[Source records]
_ _ _
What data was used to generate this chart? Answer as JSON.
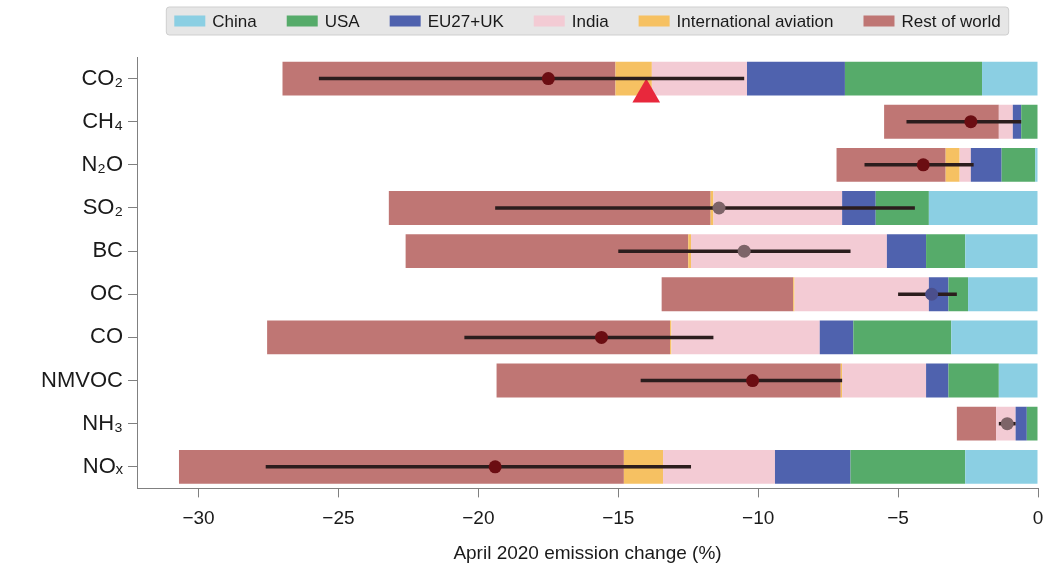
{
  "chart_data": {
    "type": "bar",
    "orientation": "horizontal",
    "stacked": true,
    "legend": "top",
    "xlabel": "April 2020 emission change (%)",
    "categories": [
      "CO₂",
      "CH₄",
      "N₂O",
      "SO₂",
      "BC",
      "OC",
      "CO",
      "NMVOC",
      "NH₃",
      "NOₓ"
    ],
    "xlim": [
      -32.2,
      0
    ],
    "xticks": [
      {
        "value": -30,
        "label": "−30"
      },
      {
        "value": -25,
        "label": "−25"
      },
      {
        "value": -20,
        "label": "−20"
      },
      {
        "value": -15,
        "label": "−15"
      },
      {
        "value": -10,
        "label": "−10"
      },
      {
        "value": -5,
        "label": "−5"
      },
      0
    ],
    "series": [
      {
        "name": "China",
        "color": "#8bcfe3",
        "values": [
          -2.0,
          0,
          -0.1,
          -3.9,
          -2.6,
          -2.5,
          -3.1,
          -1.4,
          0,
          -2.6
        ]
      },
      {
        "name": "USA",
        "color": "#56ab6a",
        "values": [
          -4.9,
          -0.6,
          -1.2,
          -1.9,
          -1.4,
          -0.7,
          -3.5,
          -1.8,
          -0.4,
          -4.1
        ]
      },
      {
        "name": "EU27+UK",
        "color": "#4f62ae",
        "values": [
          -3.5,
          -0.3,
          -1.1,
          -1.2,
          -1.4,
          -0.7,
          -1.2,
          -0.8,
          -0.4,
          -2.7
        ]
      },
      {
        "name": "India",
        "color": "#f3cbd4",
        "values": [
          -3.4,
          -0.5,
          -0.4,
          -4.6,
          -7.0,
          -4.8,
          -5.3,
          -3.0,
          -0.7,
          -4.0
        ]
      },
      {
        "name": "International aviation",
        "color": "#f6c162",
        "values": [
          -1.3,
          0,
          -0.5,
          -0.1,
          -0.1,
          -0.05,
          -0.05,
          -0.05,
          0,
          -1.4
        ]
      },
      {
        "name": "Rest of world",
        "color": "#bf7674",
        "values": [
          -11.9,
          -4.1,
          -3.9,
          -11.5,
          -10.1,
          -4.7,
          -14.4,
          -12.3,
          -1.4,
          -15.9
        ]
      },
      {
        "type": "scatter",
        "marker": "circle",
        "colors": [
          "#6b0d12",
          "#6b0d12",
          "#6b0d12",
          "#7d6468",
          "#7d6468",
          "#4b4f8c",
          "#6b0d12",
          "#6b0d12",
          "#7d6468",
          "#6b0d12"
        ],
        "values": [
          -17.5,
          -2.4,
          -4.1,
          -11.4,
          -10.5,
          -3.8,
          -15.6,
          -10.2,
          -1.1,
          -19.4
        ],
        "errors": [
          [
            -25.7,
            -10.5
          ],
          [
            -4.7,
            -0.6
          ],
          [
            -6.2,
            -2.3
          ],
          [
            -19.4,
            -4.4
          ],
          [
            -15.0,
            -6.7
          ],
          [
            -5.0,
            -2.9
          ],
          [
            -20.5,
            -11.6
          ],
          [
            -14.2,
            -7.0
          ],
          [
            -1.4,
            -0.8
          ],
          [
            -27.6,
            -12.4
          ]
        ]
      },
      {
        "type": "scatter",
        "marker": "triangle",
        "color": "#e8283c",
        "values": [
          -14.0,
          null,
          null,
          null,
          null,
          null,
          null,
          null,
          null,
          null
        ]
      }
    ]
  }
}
_ _ _
| Instruction |
Drop the pictures and reproduce the rest of the entries above exactly.

| Result of the task |
What data was used to generate this chart? Answer as JSON.
{
  "chart_data": {
    "type": "bar",
    "orientation": "horizontal",
    "stacked": true,
    "legend": "top",
    "xlabel": "April 2020 emission change (%)",
    "categories": [
      "CO₂",
      "CH₄",
      "N₂O",
      "SO₂",
      "BC",
      "OC",
      "CO",
      "NMVOC",
      "NH₃",
      "NOₓ"
    ],
    "xlim": [
      -32.2,
      0
    ],
    "xticks": [
      {
        "value": -30,
        "label": "−30"
      },
      {
        "value": -25,
        "label": "−25"
      },
      {
        "value": -20,
        "label": "−20"
      },
      {
        "value": -15,
        "label": "−15"
      },
      {
        "value": -10,
        "label": "−10"
      },
      {
        "value": -5,
        "label": "−5"
      },
      0
    ],
    "series": [
      {
        "name": "China",
        "color": "#8bcfe3",
        "values": [
          -2.0,
          0,
          -0.1,
          -3.9,
          -2.6,
          -2.5,
          -3.1,
          -1.4,
          0,
          -2.6
        ]
      },
      {
        "name": "USA",
        "color": "#56ab6a",
        "values": [
          -4.9,
          -0.6,
          -1.2,
          -1.9,
          -1.4,
          -0.7,
          -3.5,
          -1.8,
          -0.4,
          -4.1
        ]
      },
      {
        "name": "EU27+UK",
        "color": "#4f62ae",
        "values": [
          -3.5,
          -0.3,
          -1.1,
          -1.2,
          -1.4,
          -0.7,
          -1.2,
          -0.8,
          -0.4,
          -2.7
        ]
      },
      {
        "name": "India",
        "color": "#f3cbd4",
        "values": [
          -3.4,
          -0.5,
          -0.4,
          -4.6,
          -7.0,
          -4.8,
          -5.3,
          -3.0,
          -0.7,
          -4.0
        ]
      },
      {
        "name": "International aviation",
        "color": "#f6c162",
        "values": [
          -1.3,
          0,
          -0.5,
          -0.1,
          -0.1,
          -0.05,
          -0.05,
          -0.05,
          0,
          -1.4
        ]
      },
      {
        "name": "Rest of world",
        "color": "#bf7674",
        "values": [
          -11.9,
          -4.1,
          -3.9,
          -11.5,
          -10.1,
          -4.7,
          -14.4,
          -12.3,
          -1.4,
          -15.9
        ]
      },
      {
        "type": "scatter",
        "marker": "circle",
        "colors": [
          "#6b0d12",
          "#6b0d12",
          "#6b0d12",
          "#7d6468",
          "#7d6468",
          "#4b4f8c",
          "#6b0d12",
          "#6b0d12",
          "#7d6468",
          "#6b0d12"
        ],
        "values": [
          -17.5,
          -2.4,
          -4.1,
          -11.4,
          -10.5,
          -3.8,
          -15.6,
          -10.2,
          -1.1,
          -19.4
        ],
        "errors": [
          [
            -25.7,
            -10.5
          ],
          [
            -4.7,
            -0.6
          ],
          [
            -6.2,
            -2.3
          ],
          [
            -19.4,
            -4.4
          ],
          [
            -15.0,
            -6.7
          ],
          [
            -5.0,
            -2.9
          ],
          [
            -20.5,
            -11.6
          ],
          [
            -14.2,
            -7.0
          ],
          [
            -1.4,
            -0.8
          ],
          [
            -27.6,
            -12.4
          ]
        ]
      },
      {
        "type": "scatter",
        "marker": "triangle",
        "color": "#e8283c",
        "values": [
          -14.0,
          null,
          null,
          null,
          null,
          null,
          null,
          null,
          null,
          null
        ]
      }
    ]
  }
}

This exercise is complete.